■ OBJECTIVE ■
Report back each line of the records that contains the string "Resultat".

■ PROVIDED RECORDS ■
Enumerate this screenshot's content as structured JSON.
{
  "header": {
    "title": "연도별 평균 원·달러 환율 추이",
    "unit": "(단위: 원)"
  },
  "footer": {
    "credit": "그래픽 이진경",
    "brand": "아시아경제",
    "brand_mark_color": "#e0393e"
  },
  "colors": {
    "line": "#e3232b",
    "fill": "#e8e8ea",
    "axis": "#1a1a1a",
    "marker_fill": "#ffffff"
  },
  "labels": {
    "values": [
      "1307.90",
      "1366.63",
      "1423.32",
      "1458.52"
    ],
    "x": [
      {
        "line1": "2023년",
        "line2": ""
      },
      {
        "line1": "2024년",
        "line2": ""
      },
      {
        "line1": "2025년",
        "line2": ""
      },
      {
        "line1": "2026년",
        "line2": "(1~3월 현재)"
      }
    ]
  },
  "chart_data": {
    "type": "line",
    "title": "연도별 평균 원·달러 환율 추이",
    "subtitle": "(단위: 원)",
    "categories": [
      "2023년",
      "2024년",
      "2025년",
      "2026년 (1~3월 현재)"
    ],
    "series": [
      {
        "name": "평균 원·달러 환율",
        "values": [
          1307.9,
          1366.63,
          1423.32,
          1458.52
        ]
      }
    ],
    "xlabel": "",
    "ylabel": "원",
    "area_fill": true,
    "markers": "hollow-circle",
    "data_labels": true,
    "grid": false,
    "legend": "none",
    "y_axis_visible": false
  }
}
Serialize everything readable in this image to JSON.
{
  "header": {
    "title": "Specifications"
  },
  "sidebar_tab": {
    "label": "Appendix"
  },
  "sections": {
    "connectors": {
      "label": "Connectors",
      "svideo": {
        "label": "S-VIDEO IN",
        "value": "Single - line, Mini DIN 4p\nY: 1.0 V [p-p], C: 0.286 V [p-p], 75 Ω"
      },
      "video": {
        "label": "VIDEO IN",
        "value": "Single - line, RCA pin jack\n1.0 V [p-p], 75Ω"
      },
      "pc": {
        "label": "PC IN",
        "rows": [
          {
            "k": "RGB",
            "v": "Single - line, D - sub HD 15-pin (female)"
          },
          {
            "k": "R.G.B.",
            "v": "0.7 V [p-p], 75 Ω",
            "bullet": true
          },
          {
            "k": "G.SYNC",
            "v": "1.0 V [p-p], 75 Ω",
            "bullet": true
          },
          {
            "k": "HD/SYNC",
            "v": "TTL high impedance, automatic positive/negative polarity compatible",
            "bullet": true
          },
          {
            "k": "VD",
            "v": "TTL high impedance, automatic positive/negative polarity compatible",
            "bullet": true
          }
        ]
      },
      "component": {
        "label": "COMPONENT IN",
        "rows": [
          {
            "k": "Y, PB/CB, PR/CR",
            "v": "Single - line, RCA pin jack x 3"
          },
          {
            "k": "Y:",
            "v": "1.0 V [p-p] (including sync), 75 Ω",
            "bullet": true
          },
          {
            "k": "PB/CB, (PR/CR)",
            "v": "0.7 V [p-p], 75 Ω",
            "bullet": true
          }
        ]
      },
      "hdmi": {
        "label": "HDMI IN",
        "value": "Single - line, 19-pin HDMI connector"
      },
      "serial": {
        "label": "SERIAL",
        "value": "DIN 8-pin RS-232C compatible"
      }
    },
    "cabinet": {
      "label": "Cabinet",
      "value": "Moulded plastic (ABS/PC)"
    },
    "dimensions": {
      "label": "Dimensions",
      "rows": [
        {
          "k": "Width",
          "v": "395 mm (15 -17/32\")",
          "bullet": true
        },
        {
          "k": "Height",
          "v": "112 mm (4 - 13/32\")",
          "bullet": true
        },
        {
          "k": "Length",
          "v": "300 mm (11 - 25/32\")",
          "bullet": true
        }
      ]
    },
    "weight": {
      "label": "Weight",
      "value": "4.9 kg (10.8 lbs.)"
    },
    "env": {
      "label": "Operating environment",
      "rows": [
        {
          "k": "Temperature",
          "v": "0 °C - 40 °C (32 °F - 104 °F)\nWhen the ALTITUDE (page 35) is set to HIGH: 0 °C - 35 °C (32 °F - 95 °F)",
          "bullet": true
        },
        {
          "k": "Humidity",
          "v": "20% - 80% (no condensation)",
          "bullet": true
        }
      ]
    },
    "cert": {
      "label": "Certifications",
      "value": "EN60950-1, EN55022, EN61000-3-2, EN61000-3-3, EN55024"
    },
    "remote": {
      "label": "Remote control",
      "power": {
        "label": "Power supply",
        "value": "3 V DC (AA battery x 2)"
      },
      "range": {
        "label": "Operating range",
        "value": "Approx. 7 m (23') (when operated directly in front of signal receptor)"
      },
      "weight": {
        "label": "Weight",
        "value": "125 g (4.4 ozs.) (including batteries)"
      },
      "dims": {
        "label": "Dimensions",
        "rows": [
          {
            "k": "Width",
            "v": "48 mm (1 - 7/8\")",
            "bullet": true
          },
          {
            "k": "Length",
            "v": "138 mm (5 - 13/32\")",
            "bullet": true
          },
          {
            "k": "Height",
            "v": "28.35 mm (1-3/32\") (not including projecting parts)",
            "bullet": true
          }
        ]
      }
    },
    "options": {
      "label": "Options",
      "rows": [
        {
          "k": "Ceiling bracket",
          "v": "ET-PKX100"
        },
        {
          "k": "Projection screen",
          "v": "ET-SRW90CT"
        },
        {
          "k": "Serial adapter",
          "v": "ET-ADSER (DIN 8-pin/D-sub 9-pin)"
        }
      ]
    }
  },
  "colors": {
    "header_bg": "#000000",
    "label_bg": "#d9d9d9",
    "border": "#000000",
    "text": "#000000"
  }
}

...

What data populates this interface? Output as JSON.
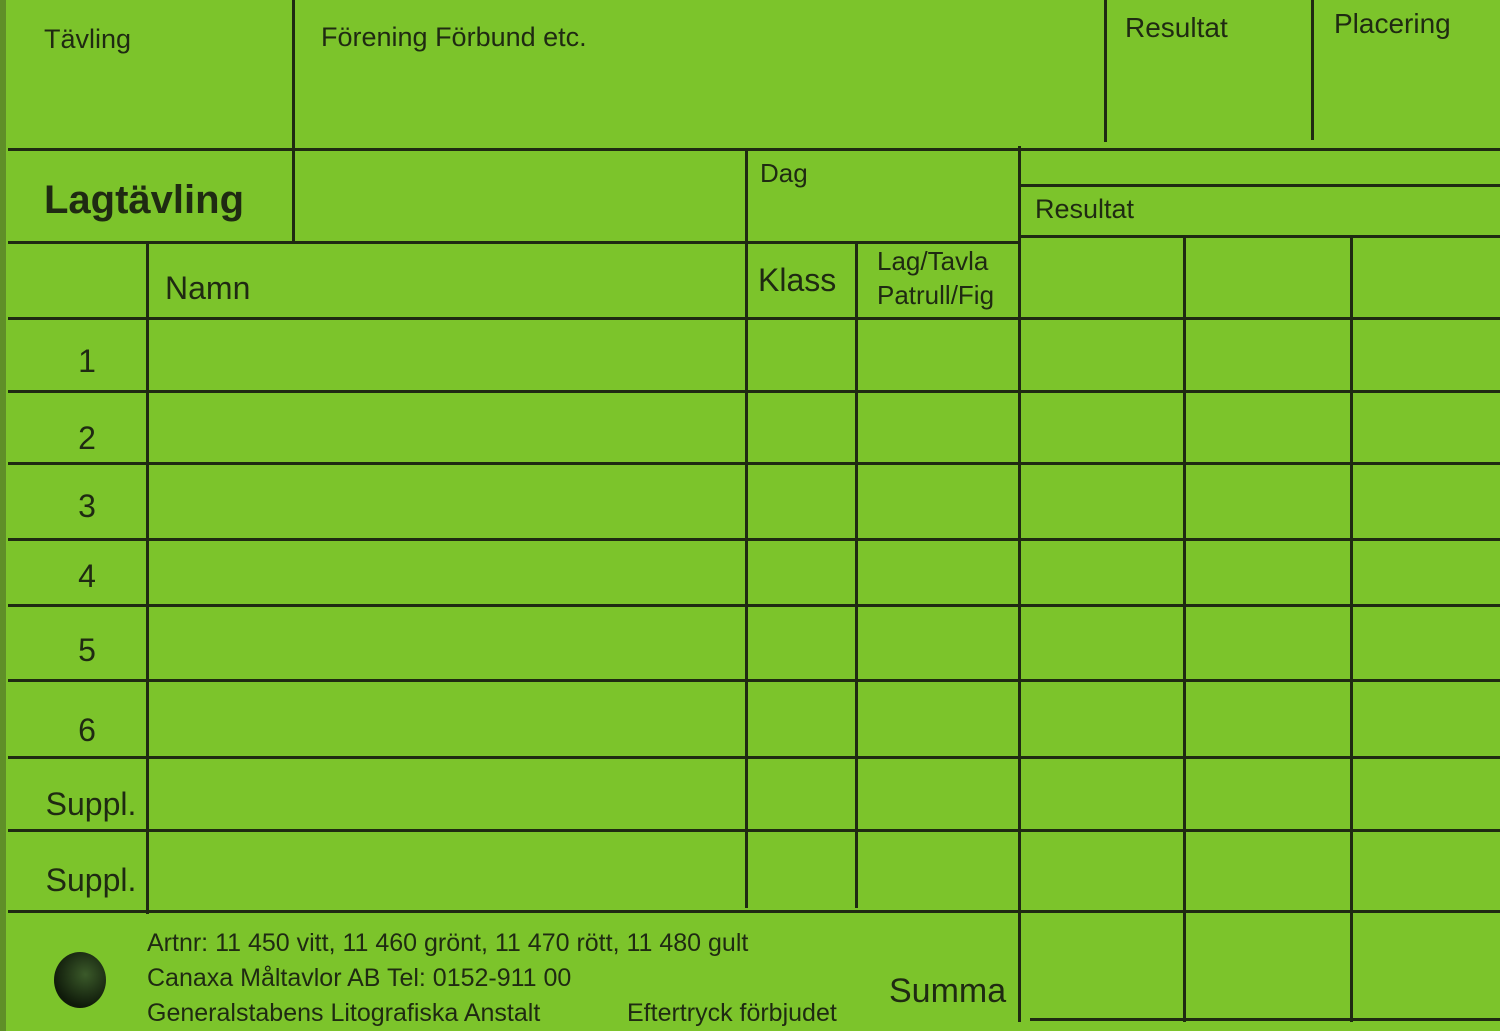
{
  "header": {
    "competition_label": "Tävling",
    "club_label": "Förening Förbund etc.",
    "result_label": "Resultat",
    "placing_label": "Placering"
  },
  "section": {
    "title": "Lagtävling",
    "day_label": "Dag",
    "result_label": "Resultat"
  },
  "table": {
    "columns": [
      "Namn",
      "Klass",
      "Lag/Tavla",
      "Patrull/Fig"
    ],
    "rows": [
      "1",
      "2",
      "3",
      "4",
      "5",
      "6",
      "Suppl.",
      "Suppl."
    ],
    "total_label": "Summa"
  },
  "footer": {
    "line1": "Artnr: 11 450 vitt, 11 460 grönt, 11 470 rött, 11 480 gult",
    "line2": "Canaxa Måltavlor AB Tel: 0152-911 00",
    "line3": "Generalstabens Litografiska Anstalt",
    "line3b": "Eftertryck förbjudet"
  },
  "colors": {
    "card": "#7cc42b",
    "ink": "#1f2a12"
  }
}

■ TASK OUTPUT ■
    "result_label": "Resultat",
    "result_label": "Resultat"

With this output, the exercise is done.